--- MATERIALS PROVIDED ---

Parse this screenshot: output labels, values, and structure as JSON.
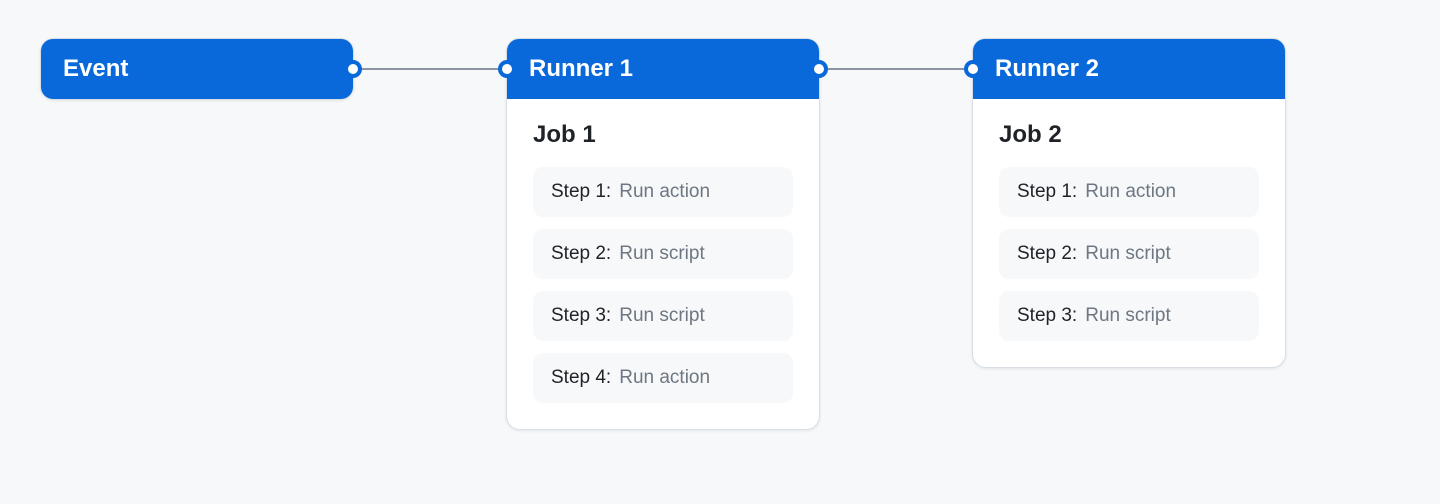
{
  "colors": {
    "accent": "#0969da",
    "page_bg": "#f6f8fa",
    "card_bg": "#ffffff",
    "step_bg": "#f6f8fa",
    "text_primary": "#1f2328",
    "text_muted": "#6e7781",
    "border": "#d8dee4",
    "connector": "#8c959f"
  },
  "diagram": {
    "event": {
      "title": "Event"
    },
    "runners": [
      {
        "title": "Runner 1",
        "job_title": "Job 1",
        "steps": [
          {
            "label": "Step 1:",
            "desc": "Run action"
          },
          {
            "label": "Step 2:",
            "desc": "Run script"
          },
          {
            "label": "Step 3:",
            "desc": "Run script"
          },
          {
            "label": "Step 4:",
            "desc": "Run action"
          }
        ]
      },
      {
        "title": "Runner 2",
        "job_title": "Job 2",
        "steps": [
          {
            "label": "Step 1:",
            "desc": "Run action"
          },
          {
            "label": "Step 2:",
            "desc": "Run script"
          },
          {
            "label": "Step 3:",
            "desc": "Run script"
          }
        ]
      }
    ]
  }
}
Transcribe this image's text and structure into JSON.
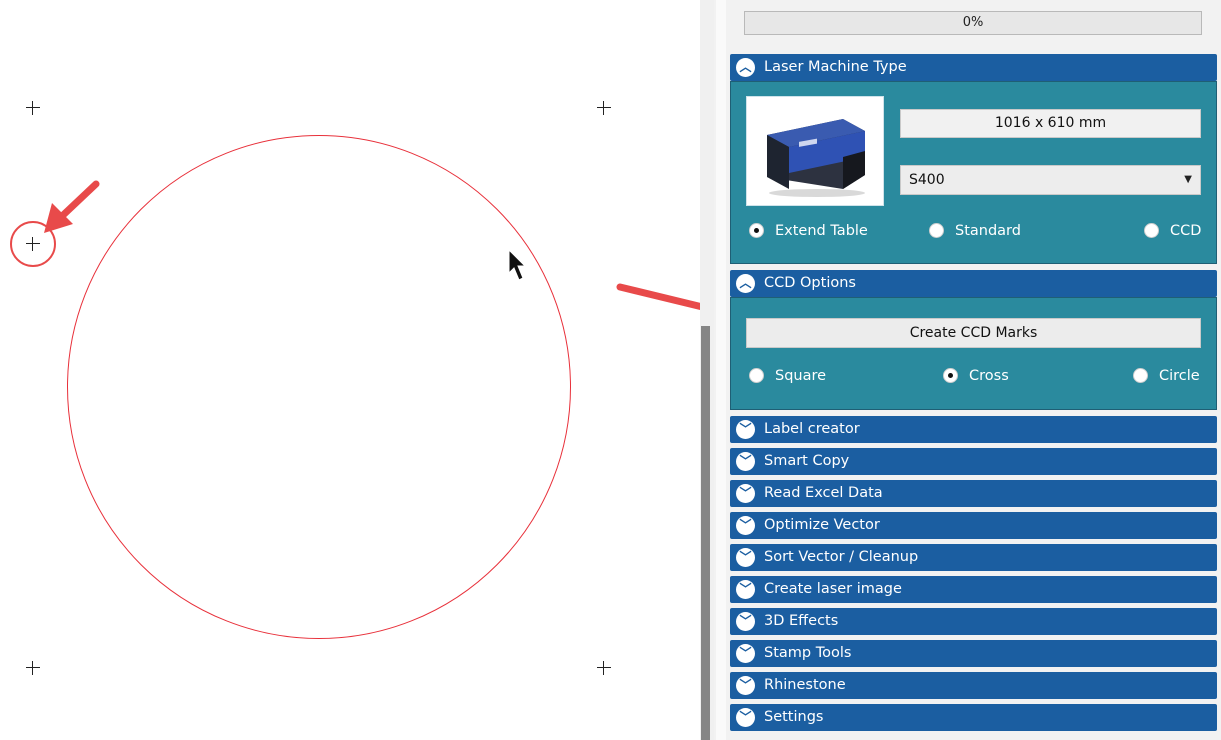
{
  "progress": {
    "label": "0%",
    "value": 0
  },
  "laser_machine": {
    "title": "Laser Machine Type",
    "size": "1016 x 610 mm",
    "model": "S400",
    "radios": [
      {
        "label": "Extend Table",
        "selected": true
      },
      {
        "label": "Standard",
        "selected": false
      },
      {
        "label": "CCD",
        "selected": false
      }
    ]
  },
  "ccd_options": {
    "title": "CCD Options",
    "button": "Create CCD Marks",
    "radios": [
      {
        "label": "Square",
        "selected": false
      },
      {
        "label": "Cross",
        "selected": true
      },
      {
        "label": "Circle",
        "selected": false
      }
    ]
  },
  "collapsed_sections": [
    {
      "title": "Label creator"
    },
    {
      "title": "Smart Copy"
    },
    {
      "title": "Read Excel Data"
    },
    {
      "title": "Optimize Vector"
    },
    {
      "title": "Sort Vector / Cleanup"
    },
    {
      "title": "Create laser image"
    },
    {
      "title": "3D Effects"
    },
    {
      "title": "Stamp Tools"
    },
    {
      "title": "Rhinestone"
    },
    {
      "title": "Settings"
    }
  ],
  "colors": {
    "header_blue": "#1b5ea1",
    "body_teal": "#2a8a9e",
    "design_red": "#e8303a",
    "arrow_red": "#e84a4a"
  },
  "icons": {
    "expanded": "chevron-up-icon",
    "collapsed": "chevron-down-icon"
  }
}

---

STATED PROBLEM: Look through the material and copy each line that has "Create".

OUTPUT OF THE TASK:
    "button": "Create CCD Marks",
      "title": "Create laser image"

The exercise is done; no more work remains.